— Task requirements —
Collect the lines of the entries where "entry" shows up.
┌────────
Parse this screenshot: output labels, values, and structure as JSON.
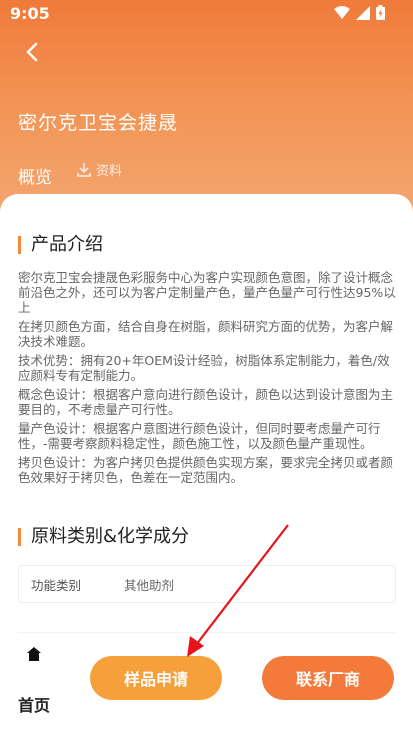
{
  "status_bar": {
    "time": "9:05"
  },
  "header": {
    "title": "密尔克卫宝会捷晟",
    "tabs": [
      {
        "label": "概览"
      },
      {
        "label": "资料"
      }
    ]
  },
  "product_intro": {
    "heading": "产品介绍",
    "paragraphs": [
      "密尔克卫宝会捷晟色彩服务中心为客户实现颜色意图，除了设计概念前沿色之外，还可以为客户定制量产色，量产色量产可行性达95%以上",
      "在拷贝颜色方面，结合自身在树脂，颜料研究方面的优势，为客户解决技术难题。",
      "技术优势：拥有20+年OEM设计经验，树脂体系定制能力，着色/效应颜料专有定制能力。",
      "概念色设计：根据客户意向进行颜色设计，颜色以达到设计意图为主要目的，不考虑量产可行性。",
      "量产色设计：根据客户意图进行颜色设计，但同时要考虑量产可行性，-需要考察颜料稳定性，颜色施工性，以及颜色量产重现性。",
      "拷贝色设计：为客户拷贝色提供颜色实现方案，要求完全拷贝或者颜色效果好于拷贝色，色差在一定范围内。"
    ]
  },
  "materials": {
    "heading": "原料类别&化学成分",
    "rows": [
      {
        "key": "功能类别",
        "value": "其他助剂"
      }
    ]
  },
  "bottom_bar": {
    "home_label": "首页",
    "sample_button": "样品申请",
    "contact_button": "联系厂商"
  },
  "colors": {
    "hero_top": "#f07a3a",
    "accent": "#f28a3a",
    "sample_btn": "#f5a03a",
    "contact_btn": "#f47a3c",
    "annotation_arrow": "#e8141c"
  },
  "icons": [
    "wifi-icon",
    "signal-icon",
    "battery-icon",
    "back-arrow-icon",
    "download-icon",
    "home-icon"
  ]
}
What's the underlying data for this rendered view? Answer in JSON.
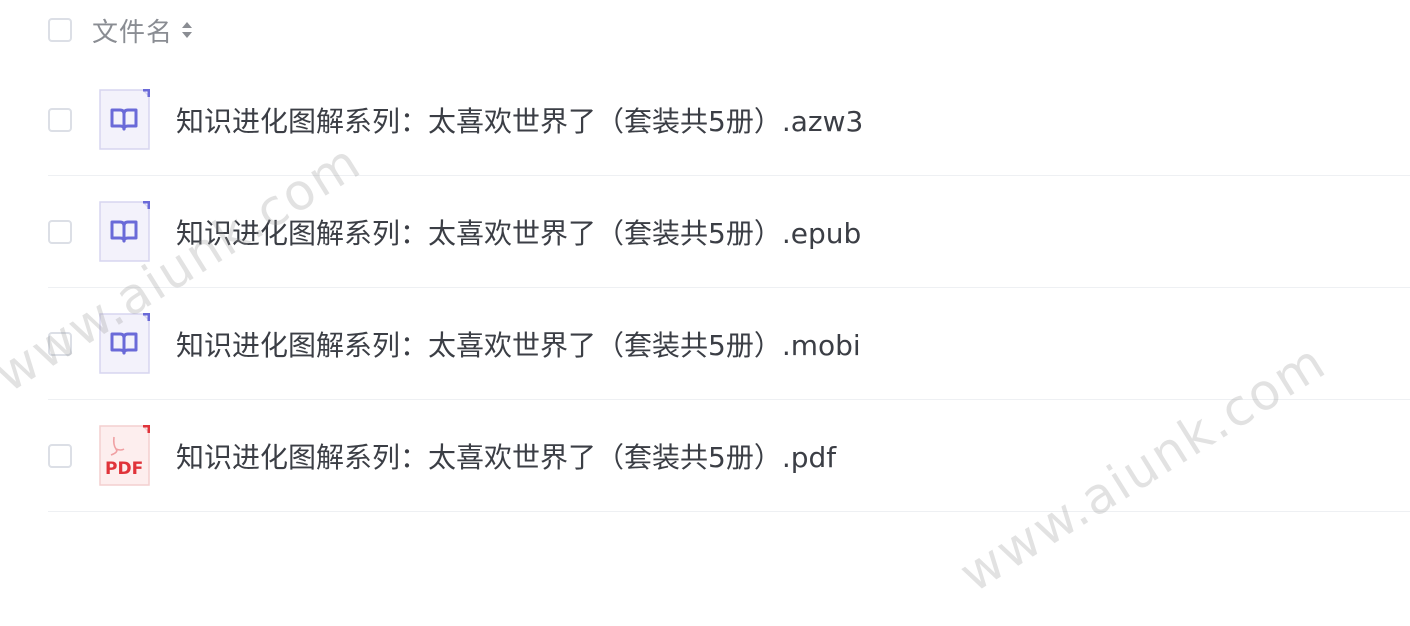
{
  "header": {
    "label": "文件名"
  },
  "files": [
    {
      "name": "知识进化图解系列：太喜欢世界了（套装共5册）.azw3",
      "icon": "ebook-icon"
    },
    {
      "name": "知识进化图解系列：太喜欢世界了（套装共5册）.epub",
      "icon": "ebook-icon"
    },
    {
      "name": "知识进化图解系列：太喜欢世界了（套装共5册）.mobi",
      "icon": "ebook-icon"
    },
    {
      "name": "知识进化图解系列：太喜欢世界了（套装共5册）.pdf",
      "icon": "pdf-icon",
      "icon_text": "PDF"
    }
  ],
  "watermark": {
    "text": "www.aiunk.com"
  },
  "colors": {
    "ebook_accent": "#6a6ad8",
    "ebook_bg": "#f3f2fb",
    "pdf_accent": "#e0333a",
    "pdf_bg": "#fdeeee"
  }
}
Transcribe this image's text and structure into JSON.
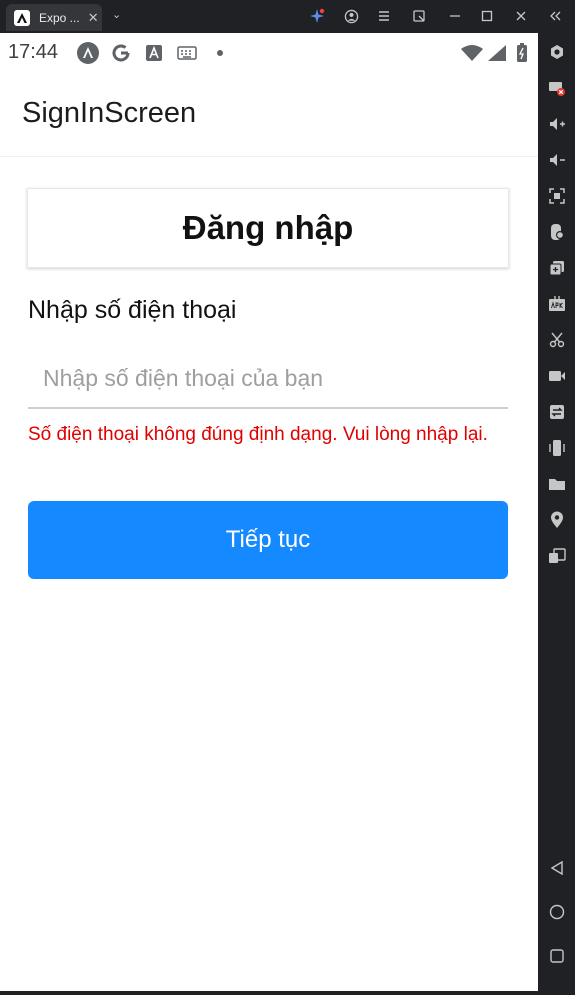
{
  "window": {
    "tab_title": "Expo ...",
    "tab_close": "✕",
    "tab_chevron": "⌄",
    "controls": [
      "minimize-icon",
      "maximize-icon",
      "close-icon",
      "collapse-icon"
    ]
  },
  "status_bar": {
    "time": "17:44",
    "icons": [
      "android-studio-icon",
      "google-icon",
      "font-icon",
      "keyboard-icon",
      "dot-icon",
      "wifi-icon",
      "signal-icon",
      "battery-icon"
    ]
  },
  "app": {
    "header_title": "SignInScreen",
    "card_title": "Đăng nhập",
    "phone_label": "Nhập số điện thoại",
    "phone_value": "",
    "phone_placeholder": "Nhập số điện thoại của bạn",
    "error_message": "Số điện thoại không đúng định dạng. Vui lòng nhập lại.",
    "continue_label": "Tiếp tục"
  },
  "colors": {
    "accent": "#1589ff",
    "error": "#e10000",
    "toolbar_bg": "#202124"
  },
  "side_toolbar": [
    "settings-icon",
    "keyboard-off-icon",
    "volume-up-icon",
    "volume-down-icon",
    "screenshot-icon",
    "rotate-icon",
    "multi-window-icon",
    "apk-icon",
    "cut-icon",
    "record-icon",
    "transfer-icon",
    "shake-icon",
    "folder-icon",
    "location-icon",
    "multi-instance-icon",
    "back-icon",
    "home-icon",
    "recents-icon"
  ]
}
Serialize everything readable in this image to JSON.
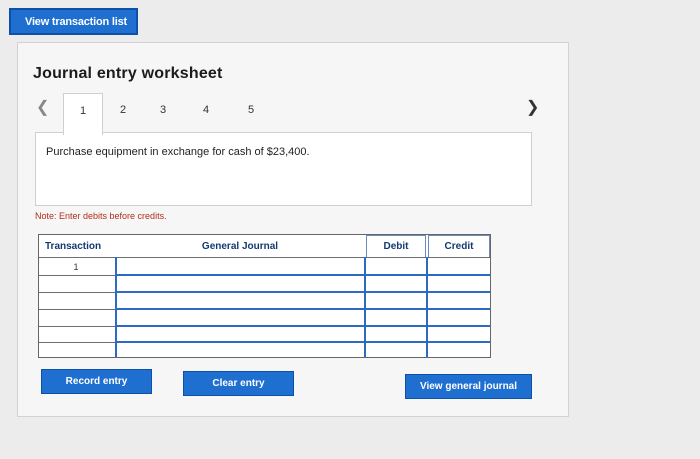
{
  "top_button": "View transaction list",
  "title": "Journal entry worksheet",
  "tabs": [
    "1",
    "2",
    "3",
    "4",
    "5"
  ],
  "active_tab": "1",
  "description": "Purchase equipment in exchange for cash of $23,400.",
  "note": "Note: Enter debits before credits.",
  "table": {
    "headers": {
      "transaction": "Transaction",
      "journal": "General Journal",
      "debit": "Debit",
      "credit": "Credit"
    },
    "row_number": "1"
  },
  "buttons": {
    "record": "Record entry",
    "clear": "Clear entry",
    "view_general": "View general journal"
  },
  "colors": {
    "accent": "#1f6fd1",
    "note": "#b03018",
    "header_text": "#123a70"
  }
}
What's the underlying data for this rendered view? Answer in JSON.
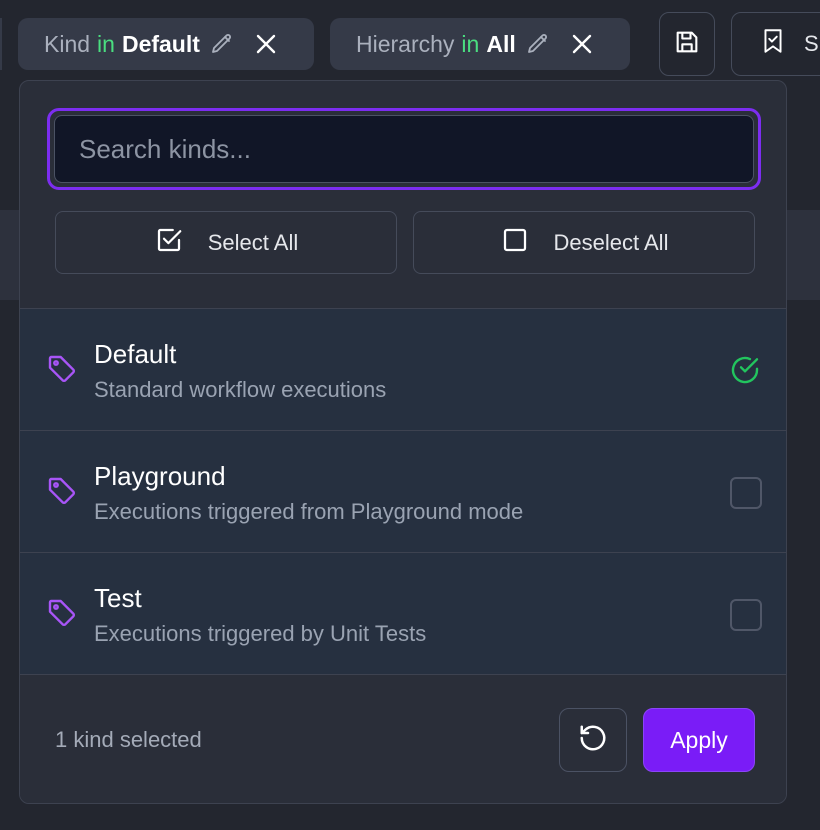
{
  "chips": [
    {
      "field": "Kind",
      "op": "in",
      "value": "Default"
    },
    {
      "field": "Hierarchy",
      "op": "in",
      "value": "All"
    }
  ],
  "toolbar": {
    "partial_label": "S"
  },
  "search": {
    "placeholder": "Search kinds...",
    "value": ""
  },
  "bulk": {
    "select_all": "Select All",
    "deselect_all": "Deselect All"
  },
  "kinds": [
    {
      "title": "Default",
      "description": "Standard workflow executions",
      "selected": true
    },
    {
      "title": "Playground",
      "description": "Executions triggered from Playground mode",
      "selected": false
    },
    {
      "title": "Test",
      "description": "Executions triggered by Unit Tests",
      "selected": false
    }
  ],
  "footer": {
    "count_text": "1 kind selected",
    "apply_label": "Apply"
  },
  "colors": {
    "accent": "#7a1cf7",
    "in_keyword": "#4ade80",
    "tag_icon": "#a855f7",
    "check": "#22c55e"
  }
}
└────────
— Written reply —
  "title": "Journal entry worksheet",
    "record": "Record entry",
    "clear": "Clear entry",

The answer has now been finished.